Texto:
+ + + + +

Páginas

sábado, dezembro 21, 2013

Da necessidade dum diálogo político nacional

Por Elísio Macamo

Na semana passada fui a Maputo participar num seminário que reuniu alguns académicos preocupados com a situação política que se vive no País. Foi um excelente encontro que me mostrou uma coisa muito importante: é possível discutir o País a partir de sensibilidades políticas e ideológicas diferentes e, mesmo assim, identificar plataformas a partir das quais sejam possíveis alguns consensos. Houve, basicamente, duas linhas de pensamento. Uma relegou o problema político geral à hostilidade da nossa cultura política às liberdades do cidadão, enquanto que a outra linha responsabilizou uma cultura de Estado pouco comprometida com o bem comum. Apesar destas posições divergentes os participantes chegaram à conclusão de que os problemas são bem maiores do que os dois interlocutores, nomeadamente o Governo e a Renamo. Seria do interesse desses actores que o diálogo fosse mais includente uma vez que ele está a tratar dum problema nacional, não dum problema entre dois partidos políticos. O Governo tem toda a legitimidade de se mostrar céptico em relação a uma conferência nacional uma vez que ele é legítimo e tem de defender, acima de tudo, a constituição. Ninguém pode pôr em causa um argumento de tanto peso quanto esse, ainda por cima quando se está a lidar com uma situação em que um partido político desafia o Estado de forma violenta. Não obstante, as mesmas razões de Estado que exigem a defesa da constituição tornam politicamente prudente uma outra postura. Há, no seio do governo, muita gente de bom senso que não vai ficar indiferente à necessidade de abertura do diálogo político.

+ + + + +

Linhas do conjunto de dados
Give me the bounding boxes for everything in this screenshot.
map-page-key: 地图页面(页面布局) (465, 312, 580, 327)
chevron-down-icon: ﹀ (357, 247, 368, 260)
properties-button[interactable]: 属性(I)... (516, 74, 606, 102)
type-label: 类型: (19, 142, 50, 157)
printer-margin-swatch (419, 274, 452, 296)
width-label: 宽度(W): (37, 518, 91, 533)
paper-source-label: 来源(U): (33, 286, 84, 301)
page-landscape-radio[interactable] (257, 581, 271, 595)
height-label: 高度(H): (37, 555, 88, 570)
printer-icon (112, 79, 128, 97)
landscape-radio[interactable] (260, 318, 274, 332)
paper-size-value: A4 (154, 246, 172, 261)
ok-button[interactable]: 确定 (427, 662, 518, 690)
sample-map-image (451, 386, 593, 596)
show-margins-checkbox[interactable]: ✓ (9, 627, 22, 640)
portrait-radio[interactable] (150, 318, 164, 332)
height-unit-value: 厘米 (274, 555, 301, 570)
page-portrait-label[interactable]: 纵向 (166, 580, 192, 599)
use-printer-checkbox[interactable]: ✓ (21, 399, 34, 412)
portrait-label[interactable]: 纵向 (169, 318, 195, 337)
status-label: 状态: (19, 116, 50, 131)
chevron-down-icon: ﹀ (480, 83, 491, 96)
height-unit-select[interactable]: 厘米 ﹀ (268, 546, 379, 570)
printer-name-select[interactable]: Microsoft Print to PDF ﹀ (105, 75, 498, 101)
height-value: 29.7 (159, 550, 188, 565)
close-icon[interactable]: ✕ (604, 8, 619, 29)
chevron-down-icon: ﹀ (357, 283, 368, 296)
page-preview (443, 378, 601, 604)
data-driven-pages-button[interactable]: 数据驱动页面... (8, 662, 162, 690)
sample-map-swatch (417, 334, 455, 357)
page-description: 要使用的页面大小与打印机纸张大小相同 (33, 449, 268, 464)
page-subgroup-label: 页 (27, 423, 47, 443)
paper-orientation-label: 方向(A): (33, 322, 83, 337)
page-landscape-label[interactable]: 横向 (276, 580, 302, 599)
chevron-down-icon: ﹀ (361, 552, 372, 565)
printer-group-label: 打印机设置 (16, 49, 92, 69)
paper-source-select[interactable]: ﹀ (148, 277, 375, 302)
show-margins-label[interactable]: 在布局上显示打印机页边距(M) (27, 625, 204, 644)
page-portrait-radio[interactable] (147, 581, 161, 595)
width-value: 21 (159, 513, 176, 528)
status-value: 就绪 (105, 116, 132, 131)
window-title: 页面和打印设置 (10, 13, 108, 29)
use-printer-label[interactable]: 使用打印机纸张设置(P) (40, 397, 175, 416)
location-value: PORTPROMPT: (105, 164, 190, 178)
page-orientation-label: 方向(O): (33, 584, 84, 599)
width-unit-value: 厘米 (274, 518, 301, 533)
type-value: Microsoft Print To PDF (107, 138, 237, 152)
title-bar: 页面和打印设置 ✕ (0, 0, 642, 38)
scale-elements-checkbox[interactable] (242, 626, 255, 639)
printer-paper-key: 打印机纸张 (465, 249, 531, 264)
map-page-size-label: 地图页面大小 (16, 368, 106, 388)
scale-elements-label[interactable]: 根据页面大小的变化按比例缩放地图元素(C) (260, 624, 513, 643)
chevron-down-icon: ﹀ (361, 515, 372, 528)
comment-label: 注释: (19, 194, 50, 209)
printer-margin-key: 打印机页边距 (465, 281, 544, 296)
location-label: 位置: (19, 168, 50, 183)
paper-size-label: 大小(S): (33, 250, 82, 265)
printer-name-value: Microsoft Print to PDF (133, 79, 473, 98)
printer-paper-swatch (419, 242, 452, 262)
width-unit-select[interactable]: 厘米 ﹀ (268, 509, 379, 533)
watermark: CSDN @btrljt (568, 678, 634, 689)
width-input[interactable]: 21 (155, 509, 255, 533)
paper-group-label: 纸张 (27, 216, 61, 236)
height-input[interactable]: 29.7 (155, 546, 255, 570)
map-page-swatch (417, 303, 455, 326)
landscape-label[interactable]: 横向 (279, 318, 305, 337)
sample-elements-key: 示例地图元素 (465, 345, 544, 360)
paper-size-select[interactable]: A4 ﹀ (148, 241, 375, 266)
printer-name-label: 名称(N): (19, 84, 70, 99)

+ + + + +

O que fazer:
- A) Segundo o texto sobre o diálogo político nacional, quantas linhas de pensamento surgiram no seminário realizado em Maputo?
- B) Dê seguimento ao texto sobre o diálogo político nacional, começando logo depois da última frase apresentada.

Respostas por tarefa:
- A) Surgiram duas linhas de pensamento.

- B)
Ontem houve uma conferência de imprensa em Maputo durante a qual os resultados desse encontro foram apresentados. No que se segue reproduzo excertos de algumas passagens importantes do texto que o encontro produziu.

“Volvidos 12 anos desde a apresentação pública da Agenda 2025, um grupo de académicos e intelectuais, propôs-se iniciar uma reflexão sobre Moçambique, analisar a actual situação do País e aventar caminhos para a construção e consolidação da democracia no país.

O encontro de reflexão assumiu um carácter tão mais pertinente, porquanto se assiste actualmente a um clima de crescente instabilidade no País, que o coloca entre os dois dos piores cenários perspectivados pela Agenda 2025 – o Cabrito e o Caranguejo. O cenário do Cabrito previa uma situação de instabilidade, de confrontação e de retorno à guerra, associados à práticas de corrupção e à prevalência de desigualdades e exclusão social. O cenário do Caranguejo referia-se à estagnação democrática, causada por atitudes de arrogância, de falta de diálogo, de falta de negociação e de desconfiança. Ademais, assiste- se a um impasse no “diálogo político” entre o Governo e Renamo que se tem revelado pouco produtivo.

Este é o contexto no qual seis organizações (FUNDE, IESE, CEDE, EISA, OMR e Gapi-SI), juntaram-se e promoveram um debate entre académicos e intelectuais moçambicanos para reflectirem sobre as razões e os factores desta conflitualidade (...)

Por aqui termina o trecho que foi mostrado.